Word for word, transcribe the lines below and drop the pictures.

=== DATASET EXTRACT ===

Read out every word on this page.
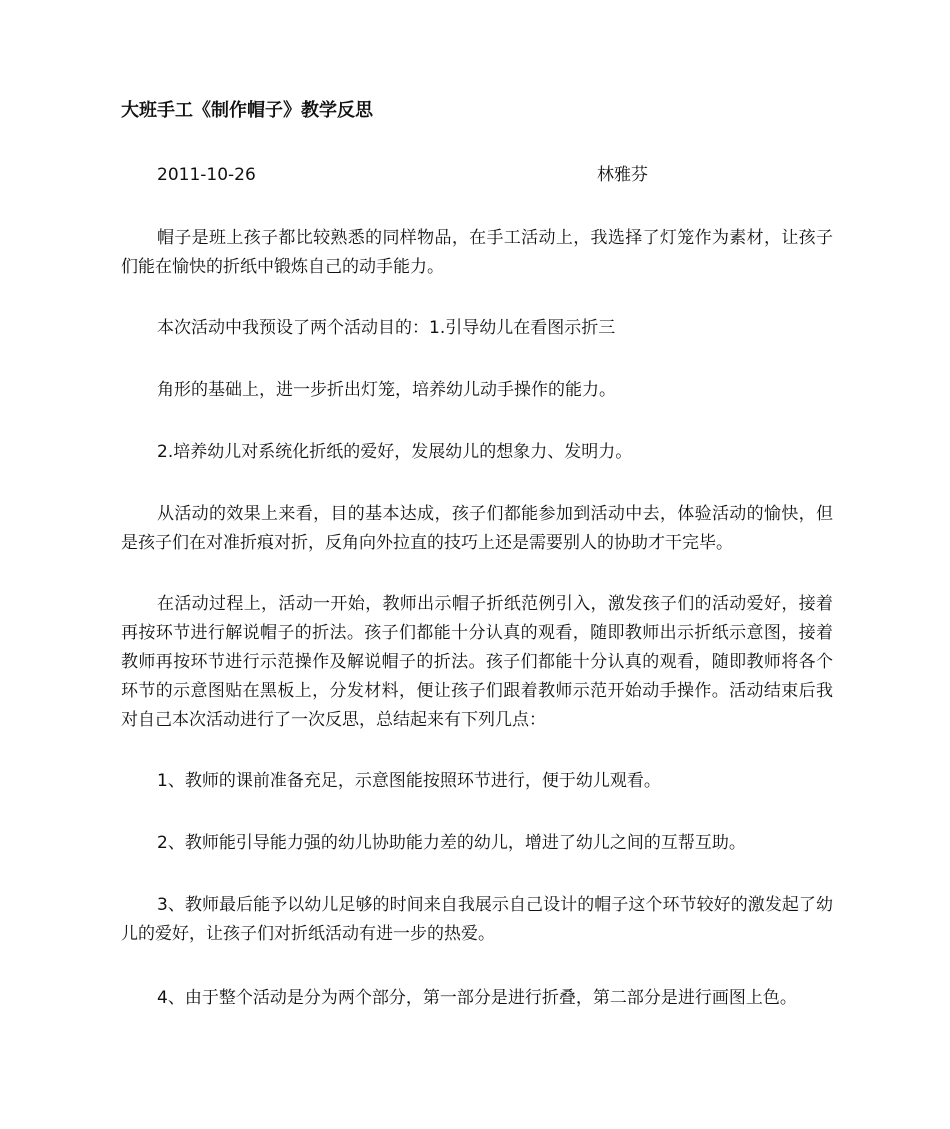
大班手工《制作帽子》教学反思
2011-10-26	林雅芬

帽子是班上孩子都比较熟悉的同样物品，在手工活动上，我选择了灯笼作为素材，让孩子们能在愉快的折纸中锻炼自己的动手能力。

本次活动中我预设了两个活动目的：1.引导幼儿在看图示折三

角形的基础上，进一步折出灯笼，培养幼儿动手操作的能力。

2.培养幼儿对系统化折纸的爱好，发展幼儿的想象力、发明力。

从活动的效果上来看，目的基本达成，孩子们都能参加到活动中去，体验活动的愉快，但是孩子们在对准折痕对折，反角向外拉直的技巧上还是需要别人的协助才干完毕。

在活动过程上，活动一开始，教师出示帽子折纸范例引入，激发孩子们的活动爱好，接着再按环节进行解说帽子的折法。孩子们都能十分认真的观看，随即教师出示折纸示意图，接着教师再按环节进行示范操作及解说帽子的折法。孩子们都能十分认真的观看，随即教师将各个环节的示意图贴在黑板上，分发材料，便让孩子们跟着教师示范开始动手操作。活动结束后我对自己本次活动进行了一次反思，总结起来有下列几点：

1、教师的课前准备充足，示意图能按照环节进行，便于幼儿观看。

2、教师能引导能力强的幼儿协助能力差的幼儿，增进了幼儿之间的互帮互助。

3、教师最后能予以幼儿足够的时间来自我展示自己设计的帽子这个环节较好的激发起了幼儿的爱好，让孩子们对折纸活动有进一步的热爱。

4、由于整个活动是分为两个部分，第一部分是进行折叠，第二部分是进行画图上色。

===

_SOLUTION:_
Read out every word on this page.
大班手工《制作帽子》教学反思
2011-10-26	林雅芬

帽子是班上孩子都比较熟悉的同样物品，在手工活动上，我选择了灯笼作为素材，让孩子们能在愉快的折纸中锻炼自己的动手能力。

本次活动中我预设了两个活动目的：1.引导幼儿在看图示折三

角形的基础上，进一步折出灯笼，培养幼儿动手操作的能力。

2.培养幼儿对系统化折纸的爱好，发展幼儿的想象力、发明力。

从活动的效果上来看，目的基本达成，孩子们都能参加到活动中去，体验活动的愉快，但是孩子们在对准折痕对折，反角向外拉直的技巧上还是需要别人的协助才干完毕。

在活动过程上，活动一开始，教师出示帽子折纸范例引入，激发孩子们的活动爱好，接着再按环节进行解说帽子的折法。孩子们都能十分认真的观看，随即教师出示折纸示意图，接着教师再按环节进行示范操作及解说帽子的折法。孩子们都能十分认真的观看，随即教师将各个环节的示意图贴在黑板上，分发材料，便让孩子们跟着教师示范开始动手操作。活动结束后我对自己本次活动进行了一次反思，总结起来有下列几点：

1、教师的课前准备充足，示意图能按照环节进行，便于幼儿观看。

2、教师能引导能力强的幼儿协助能力差的幼儿，增进了幼儿之间的互帮互助。

3、教师最后能予以幼儿足够的时间来自我展示自己设计的帽子这个环节较好的激发起了幼儿的爱好，让孩子们对折纸活动有进一步的热爱。

4、由于整个活动是分为两个部分，第一部分是进行折叠，第二部分是进行画图上色。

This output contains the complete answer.